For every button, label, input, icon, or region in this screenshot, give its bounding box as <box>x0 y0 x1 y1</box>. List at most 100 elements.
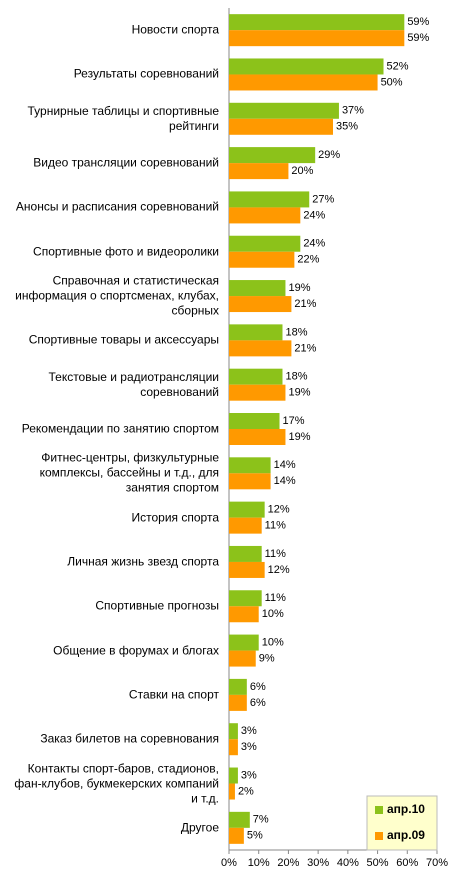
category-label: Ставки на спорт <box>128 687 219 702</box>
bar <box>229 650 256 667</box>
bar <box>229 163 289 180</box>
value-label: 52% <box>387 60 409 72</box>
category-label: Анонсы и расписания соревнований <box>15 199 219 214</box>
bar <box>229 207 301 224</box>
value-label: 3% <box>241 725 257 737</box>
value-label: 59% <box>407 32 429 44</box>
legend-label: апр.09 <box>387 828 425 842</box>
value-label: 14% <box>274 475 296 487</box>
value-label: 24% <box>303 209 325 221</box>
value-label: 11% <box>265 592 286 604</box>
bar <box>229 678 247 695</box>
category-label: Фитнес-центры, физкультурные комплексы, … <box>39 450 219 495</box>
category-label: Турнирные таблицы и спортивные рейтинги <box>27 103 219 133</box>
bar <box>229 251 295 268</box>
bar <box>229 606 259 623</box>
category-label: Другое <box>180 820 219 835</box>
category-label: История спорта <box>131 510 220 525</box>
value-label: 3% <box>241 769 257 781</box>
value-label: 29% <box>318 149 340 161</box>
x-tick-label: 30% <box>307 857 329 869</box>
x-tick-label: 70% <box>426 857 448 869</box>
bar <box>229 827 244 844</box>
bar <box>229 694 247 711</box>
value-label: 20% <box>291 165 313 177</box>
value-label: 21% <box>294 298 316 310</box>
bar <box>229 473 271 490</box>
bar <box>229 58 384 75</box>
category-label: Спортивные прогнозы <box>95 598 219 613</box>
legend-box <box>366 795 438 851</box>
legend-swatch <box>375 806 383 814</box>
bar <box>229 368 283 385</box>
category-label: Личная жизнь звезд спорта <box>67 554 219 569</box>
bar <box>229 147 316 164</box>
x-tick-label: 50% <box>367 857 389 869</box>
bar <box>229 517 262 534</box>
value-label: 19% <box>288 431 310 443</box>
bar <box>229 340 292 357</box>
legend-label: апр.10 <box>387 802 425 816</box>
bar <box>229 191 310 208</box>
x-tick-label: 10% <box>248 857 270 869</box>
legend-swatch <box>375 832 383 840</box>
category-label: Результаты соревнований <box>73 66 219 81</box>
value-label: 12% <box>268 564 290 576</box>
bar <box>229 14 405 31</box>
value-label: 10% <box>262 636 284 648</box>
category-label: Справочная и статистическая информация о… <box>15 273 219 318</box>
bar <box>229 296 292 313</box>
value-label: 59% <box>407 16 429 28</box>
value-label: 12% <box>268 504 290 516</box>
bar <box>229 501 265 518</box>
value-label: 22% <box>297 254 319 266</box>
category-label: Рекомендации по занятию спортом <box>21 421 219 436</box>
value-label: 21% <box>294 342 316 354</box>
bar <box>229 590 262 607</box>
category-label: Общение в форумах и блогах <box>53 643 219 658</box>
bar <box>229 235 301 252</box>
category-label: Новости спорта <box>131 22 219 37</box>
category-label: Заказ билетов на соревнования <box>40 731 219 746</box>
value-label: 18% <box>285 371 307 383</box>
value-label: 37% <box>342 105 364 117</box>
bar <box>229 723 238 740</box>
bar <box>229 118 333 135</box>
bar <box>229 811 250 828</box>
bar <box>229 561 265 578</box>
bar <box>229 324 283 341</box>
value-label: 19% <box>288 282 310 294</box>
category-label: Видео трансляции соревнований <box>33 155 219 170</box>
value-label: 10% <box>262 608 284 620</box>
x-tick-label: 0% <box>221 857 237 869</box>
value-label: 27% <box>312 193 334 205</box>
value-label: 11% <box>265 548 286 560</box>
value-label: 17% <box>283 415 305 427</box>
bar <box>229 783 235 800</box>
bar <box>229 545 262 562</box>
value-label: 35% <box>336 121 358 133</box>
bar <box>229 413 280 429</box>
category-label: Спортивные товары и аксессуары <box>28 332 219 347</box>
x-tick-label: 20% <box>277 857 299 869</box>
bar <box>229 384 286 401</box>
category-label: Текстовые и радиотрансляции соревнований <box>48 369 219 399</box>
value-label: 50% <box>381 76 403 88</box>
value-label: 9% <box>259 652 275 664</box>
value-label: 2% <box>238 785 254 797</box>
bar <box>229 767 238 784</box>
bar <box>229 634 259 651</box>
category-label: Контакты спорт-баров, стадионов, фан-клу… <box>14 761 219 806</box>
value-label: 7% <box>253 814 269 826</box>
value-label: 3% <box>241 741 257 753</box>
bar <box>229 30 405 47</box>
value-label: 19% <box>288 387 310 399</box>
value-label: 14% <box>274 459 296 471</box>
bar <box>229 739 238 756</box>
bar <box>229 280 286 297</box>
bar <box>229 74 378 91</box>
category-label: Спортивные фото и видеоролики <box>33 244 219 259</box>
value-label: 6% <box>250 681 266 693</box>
++++++
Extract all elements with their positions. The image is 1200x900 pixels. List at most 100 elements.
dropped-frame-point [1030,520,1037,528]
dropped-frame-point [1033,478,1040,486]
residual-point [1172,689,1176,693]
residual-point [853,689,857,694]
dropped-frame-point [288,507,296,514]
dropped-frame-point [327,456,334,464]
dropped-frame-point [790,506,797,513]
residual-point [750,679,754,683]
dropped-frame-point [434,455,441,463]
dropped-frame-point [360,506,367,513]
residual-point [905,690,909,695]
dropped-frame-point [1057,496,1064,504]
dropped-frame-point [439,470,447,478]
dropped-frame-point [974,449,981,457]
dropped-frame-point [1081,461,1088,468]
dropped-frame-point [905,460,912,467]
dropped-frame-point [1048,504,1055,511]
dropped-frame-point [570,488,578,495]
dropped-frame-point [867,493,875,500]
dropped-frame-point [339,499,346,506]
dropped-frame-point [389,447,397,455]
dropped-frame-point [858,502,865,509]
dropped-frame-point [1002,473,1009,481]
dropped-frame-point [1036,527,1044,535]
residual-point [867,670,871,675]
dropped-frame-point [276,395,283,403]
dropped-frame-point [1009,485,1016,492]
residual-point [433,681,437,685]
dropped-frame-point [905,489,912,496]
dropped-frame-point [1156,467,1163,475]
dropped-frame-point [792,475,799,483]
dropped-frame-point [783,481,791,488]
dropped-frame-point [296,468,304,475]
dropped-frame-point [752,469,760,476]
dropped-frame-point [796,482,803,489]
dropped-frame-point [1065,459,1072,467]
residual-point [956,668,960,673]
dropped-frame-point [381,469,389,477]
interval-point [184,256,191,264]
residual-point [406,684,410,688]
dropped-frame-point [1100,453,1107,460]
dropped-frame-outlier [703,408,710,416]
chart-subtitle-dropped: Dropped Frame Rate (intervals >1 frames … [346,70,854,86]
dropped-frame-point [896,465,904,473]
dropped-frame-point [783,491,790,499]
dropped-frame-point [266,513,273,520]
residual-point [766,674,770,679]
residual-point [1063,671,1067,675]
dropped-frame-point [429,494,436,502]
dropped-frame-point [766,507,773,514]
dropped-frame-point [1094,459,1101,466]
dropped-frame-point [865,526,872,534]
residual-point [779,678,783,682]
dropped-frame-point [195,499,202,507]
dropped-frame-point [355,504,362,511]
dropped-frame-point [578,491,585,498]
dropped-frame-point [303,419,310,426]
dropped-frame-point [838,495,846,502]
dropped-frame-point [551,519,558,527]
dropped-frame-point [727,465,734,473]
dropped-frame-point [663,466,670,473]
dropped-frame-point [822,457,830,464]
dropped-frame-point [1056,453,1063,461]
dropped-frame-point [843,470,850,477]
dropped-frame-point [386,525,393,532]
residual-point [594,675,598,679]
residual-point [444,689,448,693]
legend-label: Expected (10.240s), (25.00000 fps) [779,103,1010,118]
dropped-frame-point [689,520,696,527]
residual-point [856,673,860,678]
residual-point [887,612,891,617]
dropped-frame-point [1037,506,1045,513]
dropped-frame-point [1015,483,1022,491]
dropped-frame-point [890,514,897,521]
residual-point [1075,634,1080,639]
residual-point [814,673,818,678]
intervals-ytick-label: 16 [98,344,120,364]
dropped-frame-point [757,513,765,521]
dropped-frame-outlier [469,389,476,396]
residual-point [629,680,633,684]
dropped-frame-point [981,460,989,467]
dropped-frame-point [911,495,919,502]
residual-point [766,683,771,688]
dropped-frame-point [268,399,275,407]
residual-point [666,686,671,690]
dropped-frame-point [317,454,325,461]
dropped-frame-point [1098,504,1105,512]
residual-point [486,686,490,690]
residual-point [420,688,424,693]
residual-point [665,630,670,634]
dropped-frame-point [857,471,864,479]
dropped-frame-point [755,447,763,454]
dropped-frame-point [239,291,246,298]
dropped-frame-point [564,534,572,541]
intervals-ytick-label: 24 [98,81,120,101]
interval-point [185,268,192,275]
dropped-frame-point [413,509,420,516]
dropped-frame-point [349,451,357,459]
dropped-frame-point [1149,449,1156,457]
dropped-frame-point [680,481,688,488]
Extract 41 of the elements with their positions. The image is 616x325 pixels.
++++++
== REQUIRED WORK ==
Put the data lines into a numbered list, beginning with the line that contains "category-label: Ставки на" and running through the line that contains "bar <box>229 251 295 268</box>", both included. Leave out any blank lines.

== EXERCISE ANSWER ==
1. category-label: Ставки на спорт <box>128 687 219 702</box>
2. bar <box>229 650 256 667</box>
3. bar <box>229 163 289 180</box>
4. value-label: 52% <box>387 60 409 72</box>
5. category-label: Анонсы и расписания соревнований <box>15 199 219 214</box>
6. bar <box>229 207 301 224</box>
7. value-label: 3% <box>241 725 257 737</box>
8. value-label: 59% <box>407 32 429 44</box>
9. legend-label: апр.09 <box>387 828 425 842</box>
10. value-label: 14% <box>274 475 296 487</box>
11. value-label: 24% <box>303 209 325 221</box>
12. value-label: 11% <box>265 592 286 604</box>
13. bar <box>229 678 247 695</box>
14. category-label: Фитнес-центры, физкультурные комплексы, … <box>39 450 219 495</box>
15. category-label: Турнирные таблицы и спортивные рейтинги <box>27 103 219 133</box>
16. bar <box>229 251 295 268</box>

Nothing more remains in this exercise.